*Texte fourni*:
>>>

Devenir le no 1 sur son marché
L’enjeu de Fadu est de s’imposer comme le fournisseur no 1 de contrôleurs de SSD chez les hyperscalers et les fabricants de serveurs. Une première étape a été franchie grâce à un partenariat avec Meta qui a poussé pour que son contrôleur fasse office de standard parmi les technologies OCP (Open Compute Platform). L’OCP édicte les règles à suivre pour construire des équipements de datacenters de la manière la plus efficace possible. Ces règles sont celles dont se servent les hyperscalers pour commander leurs serveurs, leurs baies de stockage ou leurs SSD en marque blanche.
Un point qui intéresse particulièrement les hyperscalers est le fait que les contrôleurs de Fadu embarquent une mémoire SRAM. Celle-ci pourrait permettre aux fabricants de SSD – ce n’est pas encore le cas – de limiter les composants de DRAM sur la carte électronique de leurs SSD. Les composants de DRAM posent de multiples problèmes : ils consomment beaucoup d’énergie, occupent beaucoup de place et vieillissent plus vite que les mémoires NAND qu’ils épaulent.
Dans ce domaine, le fabricant de baies de stockage Pure Storage parvient déjà à se passer de DRAM sur les SSD qu’il fabrique lui-même (et qu’il appelle d’ailleurs DFM, pour marquer la différence). Cela lui permet de présenter des unités de stockage 2,5 fois plus capacitives que les SSD courants : 75 To au lieu de 30 To sur la génération actuelle, 150 To au lieu de 60 To l’année prochaine.
Jonmichael HandsDirecteur de la planification des produits, Fadu
« Il y a en fait une toute nouvelle discipline, qui s’appelle le Flexible Data Placement (FDP), encouragée par Meta, Google et d’autres hyperscalers et qui consiste à réduire l’indice WAF (Write Amplification Factor) des SSD, à savoir le rapport entre le nombre d’octets réellement écrits sur le SSD et le nombre d’octets écrits du point de vue de la machine hôte. Cela a un rapport avec la durée de vie des SSD », explique Jonmichael Hands.
« L’approche de Pure Storage, qui est celle que veut suivre Google, est d’exécuter l’algorithme FDP, non pas au niveau du contrôleur du SSD, mais au niveau de la machine hôte. Cela leur permet de ne plus avoir besoin de DRAM dans les SSD pour héberger ces calculs. Mais, selon Meta et nous, cela pose le problème de déplacer des watts de calcul que nous maîtrisons au niveau du SSD, vers des watts dans le serveur », ajoute-t-il.
Une des clés de l’économie d’énergie que Fadu rend possible est externe au contrôleur. Le fabricant coréen fournit sa puce avec un composant Power Management IC (PMIC) qui régule la tension dans le SSD et qui a été pensé ici spécialement pour les traitements en pipeline. « C’est ce composant qui nous permet par exemple de réduire de 5 watts la consommation du SSD sans perdre en performances », précise le responsable de Fadu, qui milite pour que l’algorithme FDP demeure au niveau du SSD.

<<<

*Entrées extraites*:
>>>

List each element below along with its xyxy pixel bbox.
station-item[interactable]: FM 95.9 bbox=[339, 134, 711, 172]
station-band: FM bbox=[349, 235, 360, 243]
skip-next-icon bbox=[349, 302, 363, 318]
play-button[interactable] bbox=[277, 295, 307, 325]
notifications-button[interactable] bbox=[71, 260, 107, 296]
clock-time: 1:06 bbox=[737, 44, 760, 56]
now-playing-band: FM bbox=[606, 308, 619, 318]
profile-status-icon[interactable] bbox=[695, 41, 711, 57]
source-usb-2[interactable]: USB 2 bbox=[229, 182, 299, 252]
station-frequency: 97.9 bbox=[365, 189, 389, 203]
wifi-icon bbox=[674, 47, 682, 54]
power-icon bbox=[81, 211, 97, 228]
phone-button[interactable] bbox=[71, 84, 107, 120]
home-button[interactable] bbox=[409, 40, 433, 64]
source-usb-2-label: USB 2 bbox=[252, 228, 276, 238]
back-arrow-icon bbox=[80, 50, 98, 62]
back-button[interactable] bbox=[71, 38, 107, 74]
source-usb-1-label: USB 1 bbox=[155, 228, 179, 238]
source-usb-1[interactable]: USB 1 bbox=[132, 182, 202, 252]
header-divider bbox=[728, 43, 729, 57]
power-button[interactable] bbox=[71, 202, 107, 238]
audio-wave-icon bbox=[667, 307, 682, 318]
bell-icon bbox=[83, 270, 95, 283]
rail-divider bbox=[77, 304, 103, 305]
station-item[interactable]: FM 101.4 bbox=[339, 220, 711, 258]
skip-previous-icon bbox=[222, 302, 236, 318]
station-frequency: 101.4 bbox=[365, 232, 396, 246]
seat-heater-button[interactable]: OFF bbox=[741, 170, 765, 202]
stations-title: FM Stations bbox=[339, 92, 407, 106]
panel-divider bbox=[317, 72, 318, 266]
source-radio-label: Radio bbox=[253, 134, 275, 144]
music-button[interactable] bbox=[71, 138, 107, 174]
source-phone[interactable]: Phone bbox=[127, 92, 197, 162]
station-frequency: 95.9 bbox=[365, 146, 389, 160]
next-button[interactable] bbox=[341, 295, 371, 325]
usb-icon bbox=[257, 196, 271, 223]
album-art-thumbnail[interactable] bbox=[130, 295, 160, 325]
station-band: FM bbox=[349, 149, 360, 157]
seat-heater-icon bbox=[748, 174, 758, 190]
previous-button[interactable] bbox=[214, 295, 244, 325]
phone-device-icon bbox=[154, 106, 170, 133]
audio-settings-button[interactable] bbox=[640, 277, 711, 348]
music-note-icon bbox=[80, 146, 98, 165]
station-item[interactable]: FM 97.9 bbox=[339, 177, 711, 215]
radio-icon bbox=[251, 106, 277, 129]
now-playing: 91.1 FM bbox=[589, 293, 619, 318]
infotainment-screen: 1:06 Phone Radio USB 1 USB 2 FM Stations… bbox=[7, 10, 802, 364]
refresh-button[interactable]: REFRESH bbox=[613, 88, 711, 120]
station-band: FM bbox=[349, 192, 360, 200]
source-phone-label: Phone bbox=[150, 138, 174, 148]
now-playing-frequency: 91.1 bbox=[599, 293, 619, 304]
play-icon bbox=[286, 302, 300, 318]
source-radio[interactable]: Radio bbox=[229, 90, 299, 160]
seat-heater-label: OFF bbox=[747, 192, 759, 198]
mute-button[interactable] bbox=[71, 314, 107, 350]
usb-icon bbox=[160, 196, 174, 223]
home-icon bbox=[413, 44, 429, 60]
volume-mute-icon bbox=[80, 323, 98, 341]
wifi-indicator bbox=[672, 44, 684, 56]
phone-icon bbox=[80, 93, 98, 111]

<<<

*À faire*:
**a.** D'après le texte fourni, quel type de mémoire les contrôleurs de Fadu embarquent-ils ?
**b.** Veuillez mettre à jour le passage du texte fourni allant de "Jonmichael HandsDirecteur de" à "explique Jonmichael Hands.", en remplaçant "Meta" par "Microsoft".

*Vos réponses écrites*:
**a.** Une mémoire SRAM.

**b.**
Jonmichael HandsDirecteur de la planification des produits, Fadu
« Il y a en fait une toute nouvelle discipline, qui s’appelle le Flexible Data Placement (FDP), encouragée par Microsoft, Google et d’autres hyperscalers et qui consiste à réduire l’indice WAF (Write Amplification Factor) des SSD, à savoir le rapport entre le nombre d’octets réellement écrits sur le SSD et le nombre d’octets écrits du point de vue de la machine hôte. Cela a un rapport avec la durée de vie des SSD », explique Jonmichael Hands.